▸ WHAT THE EXERCISE ASKS
From the entries below, pull out each line where "apărarea" appears.

----

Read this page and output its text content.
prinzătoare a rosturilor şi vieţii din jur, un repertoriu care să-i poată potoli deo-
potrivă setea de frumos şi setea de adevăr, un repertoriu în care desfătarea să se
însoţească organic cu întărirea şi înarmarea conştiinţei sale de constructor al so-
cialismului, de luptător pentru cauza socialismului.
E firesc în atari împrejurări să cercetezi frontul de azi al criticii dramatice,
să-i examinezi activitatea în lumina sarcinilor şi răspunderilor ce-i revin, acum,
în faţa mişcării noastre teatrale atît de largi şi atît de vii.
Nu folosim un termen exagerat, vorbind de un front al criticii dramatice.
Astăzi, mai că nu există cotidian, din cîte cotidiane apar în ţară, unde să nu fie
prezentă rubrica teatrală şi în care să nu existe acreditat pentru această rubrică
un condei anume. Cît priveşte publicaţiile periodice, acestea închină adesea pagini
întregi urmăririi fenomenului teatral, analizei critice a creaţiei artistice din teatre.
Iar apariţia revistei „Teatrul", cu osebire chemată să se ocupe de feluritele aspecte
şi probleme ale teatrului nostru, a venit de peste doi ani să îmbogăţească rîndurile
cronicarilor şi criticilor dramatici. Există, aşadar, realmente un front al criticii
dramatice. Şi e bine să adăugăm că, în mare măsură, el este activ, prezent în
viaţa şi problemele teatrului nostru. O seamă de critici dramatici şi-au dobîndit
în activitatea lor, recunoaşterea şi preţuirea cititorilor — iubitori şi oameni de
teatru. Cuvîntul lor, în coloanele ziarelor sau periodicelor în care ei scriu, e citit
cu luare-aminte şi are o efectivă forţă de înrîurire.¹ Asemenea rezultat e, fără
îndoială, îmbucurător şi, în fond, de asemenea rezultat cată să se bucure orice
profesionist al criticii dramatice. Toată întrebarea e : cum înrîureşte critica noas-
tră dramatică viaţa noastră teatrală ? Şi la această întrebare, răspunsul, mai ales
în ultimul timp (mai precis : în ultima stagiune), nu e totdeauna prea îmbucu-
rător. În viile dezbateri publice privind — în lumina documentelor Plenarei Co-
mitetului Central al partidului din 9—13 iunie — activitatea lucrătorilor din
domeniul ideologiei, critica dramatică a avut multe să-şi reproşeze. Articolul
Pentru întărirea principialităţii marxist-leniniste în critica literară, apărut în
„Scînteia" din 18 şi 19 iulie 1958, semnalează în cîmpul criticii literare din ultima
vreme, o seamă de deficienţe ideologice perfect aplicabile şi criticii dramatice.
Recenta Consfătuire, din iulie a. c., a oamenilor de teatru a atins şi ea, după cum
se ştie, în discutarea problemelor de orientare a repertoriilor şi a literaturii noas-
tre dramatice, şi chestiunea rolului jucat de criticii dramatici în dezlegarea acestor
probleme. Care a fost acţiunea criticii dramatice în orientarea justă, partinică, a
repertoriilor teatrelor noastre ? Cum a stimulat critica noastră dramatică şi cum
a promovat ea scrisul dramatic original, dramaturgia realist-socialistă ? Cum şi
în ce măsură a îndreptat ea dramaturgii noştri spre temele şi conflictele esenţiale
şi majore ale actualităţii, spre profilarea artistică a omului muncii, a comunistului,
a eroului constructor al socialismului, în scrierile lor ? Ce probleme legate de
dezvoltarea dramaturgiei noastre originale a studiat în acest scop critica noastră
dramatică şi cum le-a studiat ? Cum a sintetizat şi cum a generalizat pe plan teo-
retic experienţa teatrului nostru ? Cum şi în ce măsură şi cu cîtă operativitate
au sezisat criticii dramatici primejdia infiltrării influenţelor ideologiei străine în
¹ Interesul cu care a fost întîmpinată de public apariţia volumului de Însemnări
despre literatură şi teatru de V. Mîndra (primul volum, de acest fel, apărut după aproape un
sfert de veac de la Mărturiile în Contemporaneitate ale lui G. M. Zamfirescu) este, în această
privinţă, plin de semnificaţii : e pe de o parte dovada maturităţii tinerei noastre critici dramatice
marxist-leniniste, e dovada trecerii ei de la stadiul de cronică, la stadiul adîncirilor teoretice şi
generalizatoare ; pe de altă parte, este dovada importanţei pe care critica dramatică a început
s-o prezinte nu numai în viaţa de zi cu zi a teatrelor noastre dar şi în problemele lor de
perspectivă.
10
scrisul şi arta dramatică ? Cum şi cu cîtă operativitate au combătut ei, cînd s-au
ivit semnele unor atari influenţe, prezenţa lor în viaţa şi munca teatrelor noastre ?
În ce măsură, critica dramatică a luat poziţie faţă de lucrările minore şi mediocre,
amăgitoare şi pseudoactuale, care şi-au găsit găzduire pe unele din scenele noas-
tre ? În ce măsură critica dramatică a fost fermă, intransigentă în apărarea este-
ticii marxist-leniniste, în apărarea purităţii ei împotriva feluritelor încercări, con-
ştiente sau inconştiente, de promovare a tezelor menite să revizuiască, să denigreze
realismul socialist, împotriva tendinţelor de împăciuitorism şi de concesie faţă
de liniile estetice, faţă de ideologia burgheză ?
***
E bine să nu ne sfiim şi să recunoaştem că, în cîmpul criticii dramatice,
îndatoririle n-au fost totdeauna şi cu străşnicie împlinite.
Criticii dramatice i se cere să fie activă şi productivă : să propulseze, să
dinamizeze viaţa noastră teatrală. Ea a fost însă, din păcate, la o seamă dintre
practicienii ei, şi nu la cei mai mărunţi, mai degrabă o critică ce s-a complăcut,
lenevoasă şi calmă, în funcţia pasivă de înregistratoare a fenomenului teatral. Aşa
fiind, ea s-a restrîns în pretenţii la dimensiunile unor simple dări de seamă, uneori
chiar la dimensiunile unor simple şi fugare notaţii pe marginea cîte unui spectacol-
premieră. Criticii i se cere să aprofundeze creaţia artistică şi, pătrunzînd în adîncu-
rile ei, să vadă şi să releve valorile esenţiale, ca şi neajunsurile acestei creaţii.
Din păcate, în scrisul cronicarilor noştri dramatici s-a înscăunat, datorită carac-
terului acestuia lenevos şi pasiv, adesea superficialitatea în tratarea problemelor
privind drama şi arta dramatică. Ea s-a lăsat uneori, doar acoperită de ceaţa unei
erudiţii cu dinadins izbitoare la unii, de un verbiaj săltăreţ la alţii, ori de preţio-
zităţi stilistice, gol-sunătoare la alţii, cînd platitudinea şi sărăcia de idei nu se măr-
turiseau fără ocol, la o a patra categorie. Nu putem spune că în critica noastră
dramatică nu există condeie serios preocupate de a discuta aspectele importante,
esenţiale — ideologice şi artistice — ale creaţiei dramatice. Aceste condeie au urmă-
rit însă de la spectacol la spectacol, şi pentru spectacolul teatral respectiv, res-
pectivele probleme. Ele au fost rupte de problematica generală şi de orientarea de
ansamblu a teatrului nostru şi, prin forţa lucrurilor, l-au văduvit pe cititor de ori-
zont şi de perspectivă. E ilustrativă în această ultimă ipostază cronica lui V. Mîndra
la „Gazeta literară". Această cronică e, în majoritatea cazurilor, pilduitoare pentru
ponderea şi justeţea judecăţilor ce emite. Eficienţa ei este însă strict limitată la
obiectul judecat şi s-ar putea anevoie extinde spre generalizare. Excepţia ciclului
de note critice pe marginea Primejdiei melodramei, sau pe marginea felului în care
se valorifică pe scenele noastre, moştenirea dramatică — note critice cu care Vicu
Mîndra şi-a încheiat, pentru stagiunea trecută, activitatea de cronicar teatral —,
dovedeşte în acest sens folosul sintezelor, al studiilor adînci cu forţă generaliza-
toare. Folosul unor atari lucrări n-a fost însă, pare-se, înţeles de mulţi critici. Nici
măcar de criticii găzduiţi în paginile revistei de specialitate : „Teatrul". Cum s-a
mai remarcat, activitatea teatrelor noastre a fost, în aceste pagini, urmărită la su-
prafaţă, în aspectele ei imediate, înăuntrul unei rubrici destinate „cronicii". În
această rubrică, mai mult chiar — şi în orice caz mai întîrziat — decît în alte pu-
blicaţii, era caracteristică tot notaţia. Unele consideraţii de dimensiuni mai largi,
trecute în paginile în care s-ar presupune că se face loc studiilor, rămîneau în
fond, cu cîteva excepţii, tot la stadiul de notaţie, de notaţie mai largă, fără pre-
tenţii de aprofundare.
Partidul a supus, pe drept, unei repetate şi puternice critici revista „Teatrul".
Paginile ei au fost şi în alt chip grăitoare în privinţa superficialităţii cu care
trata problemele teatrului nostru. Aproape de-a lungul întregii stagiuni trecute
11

----

▸ THE RESPONSE
tre ? În ce măsură critica dramatică a fost fermă, intransigentă în apărarea este-
ticii marxist-leniniste, în apărarea purităţii ei împotriva feluritelor încercări, con-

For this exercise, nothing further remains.